- **STATED EXERCISE**
Transcribe all of the material exactly. Any picture in it should be left out.
━━━ DATA EXCERPTS ━━━
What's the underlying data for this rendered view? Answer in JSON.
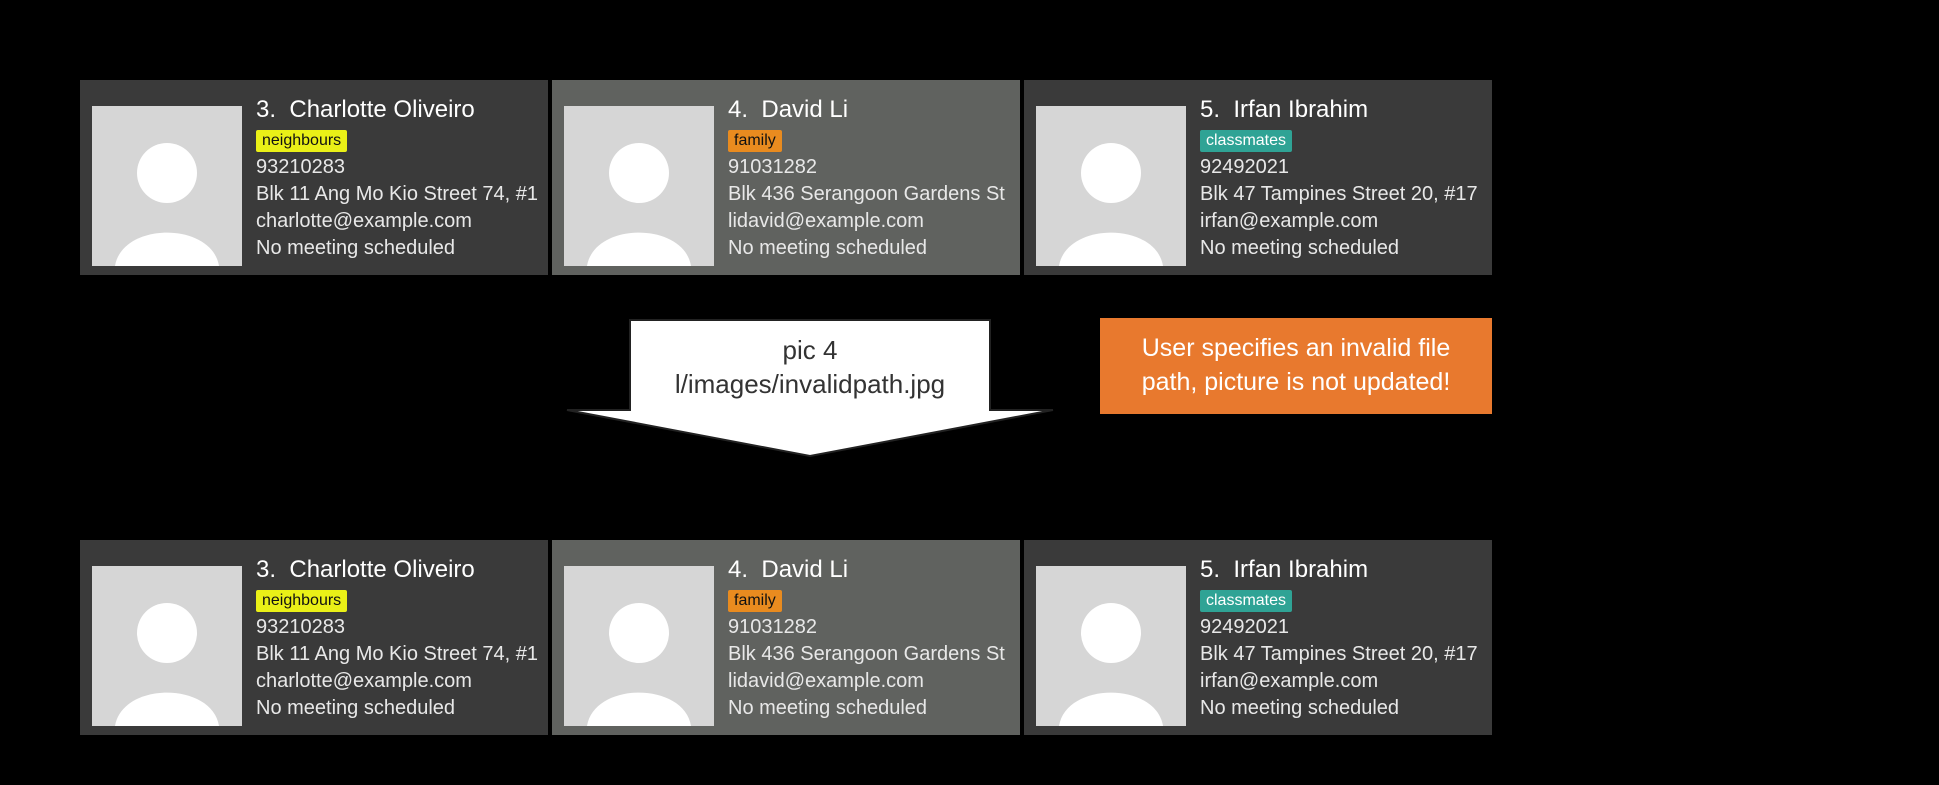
{
  "tag_colors": {
    "neighbours": "#eaf017",
    "family": "#e98b1f",
    "classmates": "#2fa395"
  },
  "rows": {
    "top": [
      {
        "index": "3.",
        "name": "Charlotte Oliveiro",
        "tag": "neighbours",
        "phone": "93210283",
        "address": "Blk 11 Ang Mo Kio Street 74, #1",
        "email": "charlotte@example.com",
        "meeting": "No meeting scheduled",
        "selected": false
      },
      {
        "index": "4.",
        "name": "David Li",
        "tag": "family",
        "phone": "91031282",
        "address": "Blk 436 Serangoon Gardens St",
        "email": "lidavid@example.com",
        "meeting": "No meeting scheduled",
        "selected": true
      },
      {
        "index": "5.",
        "name": "Irfan Ibrahim",
        "tag": "classmates",
        "phone": "92492021",
        "address": "Blk 47 Tampines Street 20, #17",
        "email": "irfan@example.com",
        "meeting": "No meeting scheduled",
        "selected": false
      }
    ],
    "bottom": [
      {
        "index": "3.",
        "name": "Charlotte Oliveiro",
        "tag": "neighbours",
        "phone": "93210283",
        "address": "Blk 11 Ang Mo Kio Street 74, #1",
        "email": "charlotte@example.com",
        "meeting": "No meeting scheduled",
        "selected": false
      },
      {
        "index": "4.",
        "name": "David Li",
        "tag": "family",
        "phone": "91031282",
        "address": "Blk 436 Serangoon Gardens St",
        "email": "lidavid@example.com",
        "meeting": "No meeting scheduled",
        "selected": true
      },
      {
        "index": "5.",
        "name": "Irfan Ibrahim",
        "tag": "classmates",
        "phone": "92492021",
        "address": "Blk 47 Tampines Street 20, #17",
        "email": "irfan@example.com",
        "meeting": "No meeting scheduled",
        "selected": false
      }
    ]
  },
  "arrow": {
    "line1": "pic 4",
    "line2": "l/images/invalidpath.jpg"
  },
  "callout": {
    "text": "User specifies an invalid file path, picture is not updated!"
  }
}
━━━
- **RESULT**
What's the underlying data for this rendered view? Answer in JSON.
{
  "tag_colors": {
    "neighbours": "#eaf017",
    "family": "#e98b1f",
    "classmates": "#2fa395"
  },
  "rows": {
    "top": [
      {
        "index": "3.",
        "name": "Charlotte Oliveiro",
        "tag": "neighbours",
        "phone": "93210283",
        "address": "Blk 11 Ang Mo Kio Street 74, #1",
        "email": "charlotte@example.com",
        "meeting": "No meeting scheduled",
        "selected": false
      },
      {
        "index": "4.",
        "name": "David Li",
        "tag": "family",
        "phone": "91031282",
        "address": "Blk 436 Serangoon Gardens St",
        "email": "lidavid@example.com",
        "meeting": "No meeting scheduled",
        "selected": true
      },
      {
        "index": "5.",
        "name": "Irfan Ibrahim",
        "tag": "classmates",
        "phone": "92492021",
        "address": "Blk 47 Tampines Street 20, #17",
        "email": "irfan@example.com",
        "meeting": "No meeting scheduled",
        "selected": false
      }
    ],
    "bottom": [
      {
        "index": "3.",
        "name": "Charlotte Oliveiro",
        "tag": "neighbours",
        "phone": "93210283",
        "address": "Blk 11 Ang Mo Kio Street 74, #1",
        "email": "charlotte@example.com",
        "meeting": "No meeting scheduled",
        "selected": false
      },
      {
        "index": "4.",
        "name": "David Li",
        "tag": "family",
        "phone": "91031282",
        "address": "Blk 436 Serangoon Gardens St",
        "email": "lidavid@example.com",
        "meeting": "No meeting scheduled",
        "selected": true
      },
      {
        "index": "5.",
        "name": "Irfan Ibrahim",
        "tag": "classmates",
        "phone": "92492021",
        "address": "Blk 47 Tampines Street 20, #17",
        "email": "irfan@example.com",
        "meeting": "No meeting scheduled",
        "selected": false
      }
    ]
  },
  "arrow": {
    "line1": "pic 4",
    "line2": "l/images/invalidpath.jpg"
  },
  "callout": {
    "text": "User specifies an invalid file path, picture is not updated!"
  }
}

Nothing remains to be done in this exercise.